▶ Directive 1: Please copy the records word for word, from their first line through the line holding "article-standfirst: Following the", inclusive.

▶ Excerpted text:
This shore crab scuttling past me is a drop of oil too. In search of a meal or a mate or safety, I presume—what other instincts are there? Noticing me, the crab pauses nervously, waiting to see what I will do, wondering am I friend or foe. At ease, I am friend. Do we not share something rare in common—this moment of existence? One by one, earth’s days fell from heaven’s hand since time’s beginning. Days accumulated into years, years into eons. Throughout the ages, you and I were but the shadow of a dream, two wisps of smoke in the phantom future. Other crabs scoured the beach, other mortals pondered the waves’ meaning. The shells of your ancestors are seafloor sediment now, and the bones of mine are humus under their graves. The present is a current of electricity flowing through the wire of time, and the current is passing here, and we are charged and glowing. Only briefly, for the current keeps flowing, the ancestral lines wind onward to raise from dust and sediment other crabs, other sea-visitors.

▶ Supplied records:
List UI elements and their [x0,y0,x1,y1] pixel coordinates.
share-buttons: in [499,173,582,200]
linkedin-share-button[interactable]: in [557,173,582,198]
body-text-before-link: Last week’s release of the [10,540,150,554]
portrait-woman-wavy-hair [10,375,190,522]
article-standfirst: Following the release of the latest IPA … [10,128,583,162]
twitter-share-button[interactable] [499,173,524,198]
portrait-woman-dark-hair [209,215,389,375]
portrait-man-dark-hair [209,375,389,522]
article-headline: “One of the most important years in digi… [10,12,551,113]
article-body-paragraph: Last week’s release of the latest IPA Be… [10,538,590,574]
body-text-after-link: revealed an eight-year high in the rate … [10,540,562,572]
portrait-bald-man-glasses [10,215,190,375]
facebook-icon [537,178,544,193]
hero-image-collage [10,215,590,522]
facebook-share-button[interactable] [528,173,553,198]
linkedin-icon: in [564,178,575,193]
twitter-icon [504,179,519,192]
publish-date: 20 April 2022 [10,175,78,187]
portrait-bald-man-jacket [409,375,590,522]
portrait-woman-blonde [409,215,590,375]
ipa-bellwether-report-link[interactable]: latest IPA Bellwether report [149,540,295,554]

▶ Directive 2:
Answer these about the shore crab passage, one line each:
(a) When the crab notices the speaker, what does it wait to see?
(b) According to the passage, what are the bones of the speaker's ancestors now?
(c) What does the passage compare the present to?

▶ Solution 1:
List UI elements and their [x0,y0,x1,y1] pixel coordinates.
share-buttons: in [499,173,582,200]
linkedin-share-button[interactable]: in [557,173,582,198]
body-text-before-link: Last week’s release of the [10,540,150,554]
portrait-woman-wavy-hair [10,375,190,522]
article-standfirst: Following the release of the latest IPA … [10,128,583,162]

▶ Solution 2:
(a) What the speaker will do, wondering whether the speaker is friend or foe.
(b) Humus under their graves.
(c) A current of electricity flowing through the wire of time.